=== Passage provided ===
______

Morgan Stanley’s $1.7 million trigger jump on Apple offer attractive risk-adjusted return

By Emma Trincal

New York, Dec. 9 – Morgan Stanley Finance LLC’s $1.7 million of 0% trigger jump securities due Dec. 3, 2025 linked to the stock performance of Apple Inc. offer a reasonable bet on Apple, allowing investors to generate double-digit returns even in a slower global economy, said Clemens Kownatzki, finance professor at Pepperdine University.

If the stock finishes at or above its initial level, the payout at maturity will be par plus 54.1%, according to a 424B2 filing with the Securities and Exchange Commission.

If the stock falls by up to 20% from its initial level, the payout will be par.

Otherwise, investors will be fully exposed to stock decline from its initial level.

Ups and downs

“It’s an interesting note. Very straightforward. Looking at the price of the stock, it almost shows a zig-zag formation,” Kownatzki said.

The 52-week high was $183 in January. In mid-June, the share price dropped to a $129 low.

“Meanwhile you had a double top in April and in August. Each had a retracement,” he noted.

In mid-June, the stock was 28% off its high of April, rose to a new high in August and from there, declined by 24% to a new low in October.

When the notes priced, the stock closed at $148.

“That’s nearly 20% below the peak of January. Not a bad entry point.”

Street consensus

Given the digital structure of the notes, investors need to have a view on Apple, but not necessarily a bullish one, he said.

“You only need to finish up,” he said.

S&P Capital IQ anticipates modest growth over the next three years, predicting a 3% to 5% growth range per annum, he said.

“They’re pretty much in line with the consensus,” he said.

Several factors explained those calls.

“Apple is a behemoth. It is the largest company in the world by market capitalization,” he said.

“When you have that size, you can’t generate record profits and revenues for ever. There is a physical limitation to growth.”

______

=== Records provided ===

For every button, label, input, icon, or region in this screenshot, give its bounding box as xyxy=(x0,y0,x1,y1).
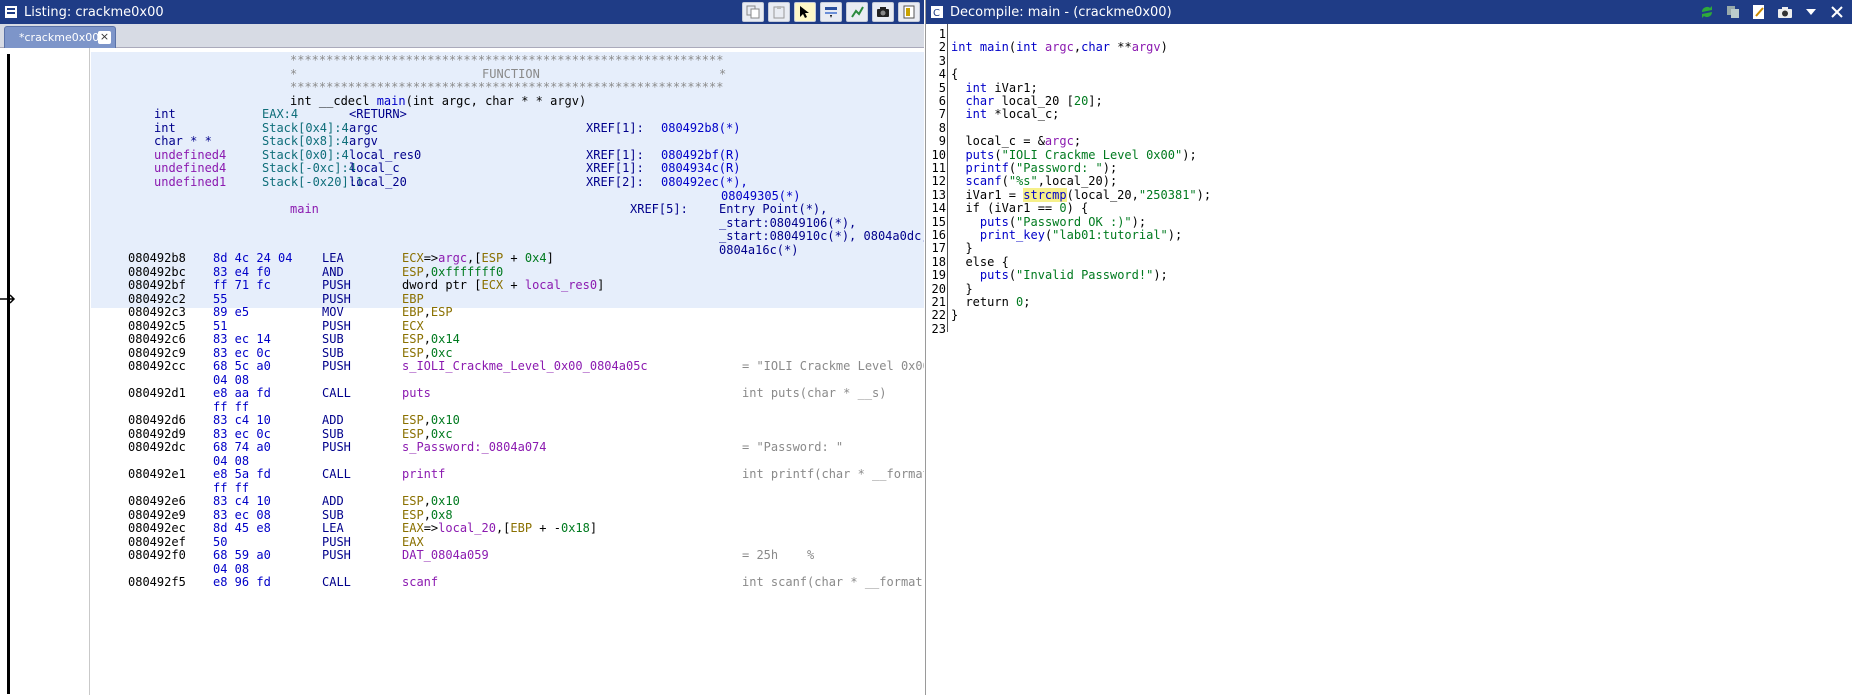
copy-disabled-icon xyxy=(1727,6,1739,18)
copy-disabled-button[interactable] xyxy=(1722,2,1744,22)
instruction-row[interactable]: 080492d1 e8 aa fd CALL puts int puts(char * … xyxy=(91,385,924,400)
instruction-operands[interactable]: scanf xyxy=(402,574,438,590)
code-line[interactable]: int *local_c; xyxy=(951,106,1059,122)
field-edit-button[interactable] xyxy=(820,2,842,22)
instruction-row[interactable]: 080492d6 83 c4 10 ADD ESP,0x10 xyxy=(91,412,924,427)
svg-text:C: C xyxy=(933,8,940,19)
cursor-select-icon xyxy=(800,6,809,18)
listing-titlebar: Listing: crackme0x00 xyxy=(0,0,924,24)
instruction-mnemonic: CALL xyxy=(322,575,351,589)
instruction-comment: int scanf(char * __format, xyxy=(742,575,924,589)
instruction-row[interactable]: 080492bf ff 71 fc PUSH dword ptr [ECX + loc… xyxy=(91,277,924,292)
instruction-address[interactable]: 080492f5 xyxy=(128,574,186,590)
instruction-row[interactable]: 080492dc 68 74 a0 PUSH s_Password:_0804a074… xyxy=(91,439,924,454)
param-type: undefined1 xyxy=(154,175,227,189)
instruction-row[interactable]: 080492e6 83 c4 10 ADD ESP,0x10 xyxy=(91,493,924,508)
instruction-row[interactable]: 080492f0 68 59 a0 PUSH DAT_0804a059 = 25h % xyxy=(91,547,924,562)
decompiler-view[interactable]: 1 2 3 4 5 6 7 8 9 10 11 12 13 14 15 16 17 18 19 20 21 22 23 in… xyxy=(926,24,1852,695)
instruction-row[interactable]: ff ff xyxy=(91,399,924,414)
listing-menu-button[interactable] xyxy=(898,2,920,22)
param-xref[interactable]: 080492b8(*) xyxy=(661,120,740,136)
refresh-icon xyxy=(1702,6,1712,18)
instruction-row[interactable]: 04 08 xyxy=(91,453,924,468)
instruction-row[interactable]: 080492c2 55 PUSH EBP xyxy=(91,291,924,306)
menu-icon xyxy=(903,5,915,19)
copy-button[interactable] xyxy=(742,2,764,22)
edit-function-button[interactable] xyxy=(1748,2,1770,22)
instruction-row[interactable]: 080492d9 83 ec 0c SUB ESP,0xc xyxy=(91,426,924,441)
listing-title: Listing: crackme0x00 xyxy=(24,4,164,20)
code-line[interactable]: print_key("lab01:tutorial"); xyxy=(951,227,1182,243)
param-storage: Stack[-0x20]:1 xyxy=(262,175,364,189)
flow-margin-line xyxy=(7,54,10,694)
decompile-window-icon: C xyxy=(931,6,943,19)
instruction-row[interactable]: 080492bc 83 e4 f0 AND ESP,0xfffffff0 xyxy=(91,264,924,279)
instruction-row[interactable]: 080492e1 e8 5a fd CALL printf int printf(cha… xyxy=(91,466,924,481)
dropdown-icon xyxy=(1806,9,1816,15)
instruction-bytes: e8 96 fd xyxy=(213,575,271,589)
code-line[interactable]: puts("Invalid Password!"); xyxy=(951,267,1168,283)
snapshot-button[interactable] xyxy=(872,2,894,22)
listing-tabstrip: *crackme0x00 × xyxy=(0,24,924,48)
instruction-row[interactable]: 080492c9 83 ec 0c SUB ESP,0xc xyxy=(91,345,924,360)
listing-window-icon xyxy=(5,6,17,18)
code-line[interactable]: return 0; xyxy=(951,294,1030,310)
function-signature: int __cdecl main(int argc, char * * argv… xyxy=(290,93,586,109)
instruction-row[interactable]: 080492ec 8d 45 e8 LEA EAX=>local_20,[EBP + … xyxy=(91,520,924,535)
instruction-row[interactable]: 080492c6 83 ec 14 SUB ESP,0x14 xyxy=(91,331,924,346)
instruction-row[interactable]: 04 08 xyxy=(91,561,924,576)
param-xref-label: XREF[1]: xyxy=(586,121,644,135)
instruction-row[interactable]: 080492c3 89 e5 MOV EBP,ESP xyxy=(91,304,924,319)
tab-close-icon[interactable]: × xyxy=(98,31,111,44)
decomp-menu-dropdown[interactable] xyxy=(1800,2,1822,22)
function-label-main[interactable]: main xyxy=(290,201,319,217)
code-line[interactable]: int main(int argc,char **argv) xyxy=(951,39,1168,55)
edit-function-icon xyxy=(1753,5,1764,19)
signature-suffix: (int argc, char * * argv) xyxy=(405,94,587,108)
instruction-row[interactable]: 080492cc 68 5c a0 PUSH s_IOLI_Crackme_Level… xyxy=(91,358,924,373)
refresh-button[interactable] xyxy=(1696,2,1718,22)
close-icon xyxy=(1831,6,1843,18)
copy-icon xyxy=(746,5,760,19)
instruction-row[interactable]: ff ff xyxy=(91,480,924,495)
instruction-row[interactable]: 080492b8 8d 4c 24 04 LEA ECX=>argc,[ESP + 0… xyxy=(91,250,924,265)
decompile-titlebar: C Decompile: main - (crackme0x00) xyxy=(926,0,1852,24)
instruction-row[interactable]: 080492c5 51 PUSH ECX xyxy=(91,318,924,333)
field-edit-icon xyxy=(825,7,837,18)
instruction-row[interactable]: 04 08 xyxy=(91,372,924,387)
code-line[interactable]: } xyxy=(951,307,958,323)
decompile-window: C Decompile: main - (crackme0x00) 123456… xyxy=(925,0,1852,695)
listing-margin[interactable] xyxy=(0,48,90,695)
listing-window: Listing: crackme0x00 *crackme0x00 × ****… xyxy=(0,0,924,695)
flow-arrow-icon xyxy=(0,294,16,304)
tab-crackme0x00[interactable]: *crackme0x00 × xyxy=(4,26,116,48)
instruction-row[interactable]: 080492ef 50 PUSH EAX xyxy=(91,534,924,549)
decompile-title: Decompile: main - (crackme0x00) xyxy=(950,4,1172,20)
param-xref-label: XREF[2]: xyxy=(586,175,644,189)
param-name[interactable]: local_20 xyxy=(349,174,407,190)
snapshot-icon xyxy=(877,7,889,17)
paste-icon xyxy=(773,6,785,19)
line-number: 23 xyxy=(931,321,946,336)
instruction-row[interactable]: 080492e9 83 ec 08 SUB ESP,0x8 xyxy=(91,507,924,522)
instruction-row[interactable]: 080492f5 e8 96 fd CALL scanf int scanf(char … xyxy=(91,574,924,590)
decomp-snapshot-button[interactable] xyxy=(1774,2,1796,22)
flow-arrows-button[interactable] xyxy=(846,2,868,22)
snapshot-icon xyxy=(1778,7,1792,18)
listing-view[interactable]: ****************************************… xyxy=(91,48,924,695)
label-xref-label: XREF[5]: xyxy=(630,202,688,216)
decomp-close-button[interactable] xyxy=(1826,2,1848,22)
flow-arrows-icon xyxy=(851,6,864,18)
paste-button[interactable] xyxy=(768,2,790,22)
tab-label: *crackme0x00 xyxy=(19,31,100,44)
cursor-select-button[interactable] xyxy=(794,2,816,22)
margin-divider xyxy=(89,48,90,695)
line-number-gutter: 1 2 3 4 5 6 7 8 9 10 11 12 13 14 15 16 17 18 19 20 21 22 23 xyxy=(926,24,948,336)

______

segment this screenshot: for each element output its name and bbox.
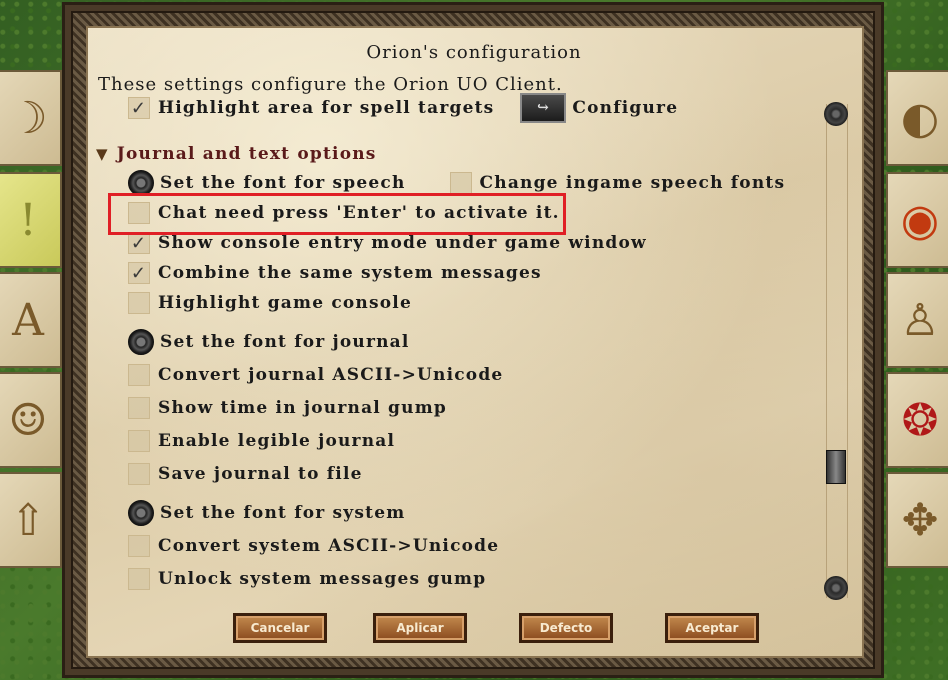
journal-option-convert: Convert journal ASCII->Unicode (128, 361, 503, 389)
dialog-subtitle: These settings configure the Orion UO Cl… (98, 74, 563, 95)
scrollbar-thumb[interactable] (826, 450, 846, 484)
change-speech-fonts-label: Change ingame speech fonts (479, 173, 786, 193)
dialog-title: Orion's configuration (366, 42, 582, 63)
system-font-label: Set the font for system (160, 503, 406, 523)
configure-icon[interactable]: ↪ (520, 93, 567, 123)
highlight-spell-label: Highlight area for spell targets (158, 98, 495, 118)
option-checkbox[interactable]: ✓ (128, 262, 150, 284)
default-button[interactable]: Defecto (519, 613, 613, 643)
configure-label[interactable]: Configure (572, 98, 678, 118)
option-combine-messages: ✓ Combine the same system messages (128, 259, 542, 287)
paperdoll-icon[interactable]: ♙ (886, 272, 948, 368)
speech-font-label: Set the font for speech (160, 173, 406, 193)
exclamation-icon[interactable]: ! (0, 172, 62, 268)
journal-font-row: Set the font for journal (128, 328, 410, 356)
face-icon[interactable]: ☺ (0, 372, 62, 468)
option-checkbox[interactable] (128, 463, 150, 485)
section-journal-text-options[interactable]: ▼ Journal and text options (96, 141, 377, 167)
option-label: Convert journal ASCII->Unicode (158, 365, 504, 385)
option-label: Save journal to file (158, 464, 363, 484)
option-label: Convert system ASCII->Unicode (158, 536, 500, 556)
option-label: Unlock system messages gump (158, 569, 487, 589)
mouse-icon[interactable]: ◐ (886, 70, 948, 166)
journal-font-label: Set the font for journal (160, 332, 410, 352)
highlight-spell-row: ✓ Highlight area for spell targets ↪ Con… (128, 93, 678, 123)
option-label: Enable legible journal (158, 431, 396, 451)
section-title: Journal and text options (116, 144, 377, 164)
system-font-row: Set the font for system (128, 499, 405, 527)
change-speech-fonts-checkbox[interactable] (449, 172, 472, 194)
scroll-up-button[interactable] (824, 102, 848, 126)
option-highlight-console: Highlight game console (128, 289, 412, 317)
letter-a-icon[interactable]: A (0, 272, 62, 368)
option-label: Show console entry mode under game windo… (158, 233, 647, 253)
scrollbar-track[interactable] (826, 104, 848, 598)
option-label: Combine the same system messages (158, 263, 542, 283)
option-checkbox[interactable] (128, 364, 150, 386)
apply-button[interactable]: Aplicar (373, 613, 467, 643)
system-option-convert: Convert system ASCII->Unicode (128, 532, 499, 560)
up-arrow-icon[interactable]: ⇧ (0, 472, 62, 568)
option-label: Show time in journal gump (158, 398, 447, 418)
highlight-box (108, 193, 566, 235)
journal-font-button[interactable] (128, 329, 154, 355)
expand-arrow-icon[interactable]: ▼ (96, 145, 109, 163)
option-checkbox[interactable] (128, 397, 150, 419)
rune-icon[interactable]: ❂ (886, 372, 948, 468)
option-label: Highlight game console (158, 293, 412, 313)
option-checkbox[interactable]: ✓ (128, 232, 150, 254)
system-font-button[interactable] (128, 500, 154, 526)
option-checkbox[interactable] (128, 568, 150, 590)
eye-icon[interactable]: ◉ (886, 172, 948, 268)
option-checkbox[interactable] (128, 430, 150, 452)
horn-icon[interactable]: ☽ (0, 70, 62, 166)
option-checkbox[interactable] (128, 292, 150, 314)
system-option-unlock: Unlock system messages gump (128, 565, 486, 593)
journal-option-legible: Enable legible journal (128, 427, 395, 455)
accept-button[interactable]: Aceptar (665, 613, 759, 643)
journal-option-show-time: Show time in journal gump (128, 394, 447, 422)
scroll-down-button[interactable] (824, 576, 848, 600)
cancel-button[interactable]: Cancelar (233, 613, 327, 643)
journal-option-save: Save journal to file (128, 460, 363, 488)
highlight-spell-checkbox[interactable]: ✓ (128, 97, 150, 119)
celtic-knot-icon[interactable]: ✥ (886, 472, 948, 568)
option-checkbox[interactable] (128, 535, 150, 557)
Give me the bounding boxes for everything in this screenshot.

______

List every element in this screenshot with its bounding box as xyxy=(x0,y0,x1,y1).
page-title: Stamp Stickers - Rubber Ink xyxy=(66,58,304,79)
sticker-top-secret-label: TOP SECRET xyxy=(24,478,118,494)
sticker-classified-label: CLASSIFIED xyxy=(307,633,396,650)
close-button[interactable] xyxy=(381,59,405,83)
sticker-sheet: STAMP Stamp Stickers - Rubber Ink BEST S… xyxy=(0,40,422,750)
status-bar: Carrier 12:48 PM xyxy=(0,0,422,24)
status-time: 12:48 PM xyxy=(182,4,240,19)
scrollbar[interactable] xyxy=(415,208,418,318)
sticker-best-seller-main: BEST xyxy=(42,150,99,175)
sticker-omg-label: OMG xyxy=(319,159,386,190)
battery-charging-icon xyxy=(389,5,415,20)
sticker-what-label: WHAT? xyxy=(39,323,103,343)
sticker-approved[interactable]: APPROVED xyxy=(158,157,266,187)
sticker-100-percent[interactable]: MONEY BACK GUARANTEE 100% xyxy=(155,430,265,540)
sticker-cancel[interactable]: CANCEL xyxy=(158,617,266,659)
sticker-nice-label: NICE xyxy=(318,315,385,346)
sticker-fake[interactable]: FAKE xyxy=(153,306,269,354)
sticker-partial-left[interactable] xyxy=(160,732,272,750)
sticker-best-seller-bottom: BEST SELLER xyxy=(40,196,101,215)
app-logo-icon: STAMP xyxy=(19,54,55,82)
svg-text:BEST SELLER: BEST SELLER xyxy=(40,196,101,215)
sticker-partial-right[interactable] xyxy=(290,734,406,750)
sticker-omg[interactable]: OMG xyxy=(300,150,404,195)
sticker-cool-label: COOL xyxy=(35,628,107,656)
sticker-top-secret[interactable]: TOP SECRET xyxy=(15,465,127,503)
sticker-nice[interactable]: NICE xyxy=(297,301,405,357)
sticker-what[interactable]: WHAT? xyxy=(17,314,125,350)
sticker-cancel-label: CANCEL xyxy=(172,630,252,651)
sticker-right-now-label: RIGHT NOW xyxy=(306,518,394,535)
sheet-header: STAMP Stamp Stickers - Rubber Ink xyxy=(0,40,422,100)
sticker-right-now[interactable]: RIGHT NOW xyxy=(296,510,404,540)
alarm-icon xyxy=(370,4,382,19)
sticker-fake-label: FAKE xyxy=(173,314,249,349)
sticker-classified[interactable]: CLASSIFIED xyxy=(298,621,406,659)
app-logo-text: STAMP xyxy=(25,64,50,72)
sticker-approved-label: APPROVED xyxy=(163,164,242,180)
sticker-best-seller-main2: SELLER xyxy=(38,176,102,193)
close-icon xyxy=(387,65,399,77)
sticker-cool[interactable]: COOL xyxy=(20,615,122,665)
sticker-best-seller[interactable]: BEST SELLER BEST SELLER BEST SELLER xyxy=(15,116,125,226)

______

=== What to do ===
[1] Decide whether each statement agrees with the article on the Apple trigger jump securities. Answer yes or no for each, quoting the deciding words from the article. (a) If Apple stock finishes at or above its initial level, the payout at maturity is par plus 54.1%. (b) When the notes priced, Apple stock closed at $129. (c) S&P Capital IQ predicts annual growth of 8% to 10% for Apple.
[2] Please write out the rows from the line containing "copy-disabled-icon xyxy=(1727,6,1739,18)" through the line containing "param-type: undefined1 xyxy=(154,175,227,189)", with both of those lines included.

=== Final answers ===
[1]
(a) Yes: "If the stock finishes at or above its initial level, the payout at maturity will be par plus 54.1%"
(b) No: "When the notes priced, the stock closed at $148."
(c) No: "predicting a 3% to 5% growth range per annum"

[2]
copy-disabled-icon xyxy=(1727,6,1739,18)
copy-disabled-button[interactable] xyxy=(1722,2,1744,22)
instruction-row[interactable]: 080492d1 e8 aa fd CALL puts int puts(char * … xyxy=(91,385,924,400)
instruction-operands[interactable]: scanf xyxy=(402,574,438,590)
code-line[interactable]: int *local_c; xyxy=(951,106,1059,122)
field-edit-button[interactable] xyxy=(820,2,842,22)
instruction-row[interactable]: 080492d6 83 c4 10 ADD ESP,0x10 xyxy=(91,412,924,427)
svg-text:C: C xyxy=(933,8,940,19)
cursor-select-icon xyxy=(800,6,809,18)
listing-titlebar: Listing: crackme0x00 xyxy=(0,0,924,24)
instruction-mnemonic: CALL xyxy=(322,575,351,589)
instruction-comment: int scanf(char * __format, xyxy=(742,575,924,589)
instruction-row[interactable]: 080492bf ff 71 fc PUSH dword ptr [ECX + loc… xyxy=(91,277,924,292)
instruction-address[interactable]: 080492f5 xyxy=(128,574,186,590)
instruction-row[interactable]: 080492dc 68 74 a0 PUSH s_Password:_0804a074… xyxy=(91,439,924,454)
param-type: undefined1 xyxy=(154,175,227,189)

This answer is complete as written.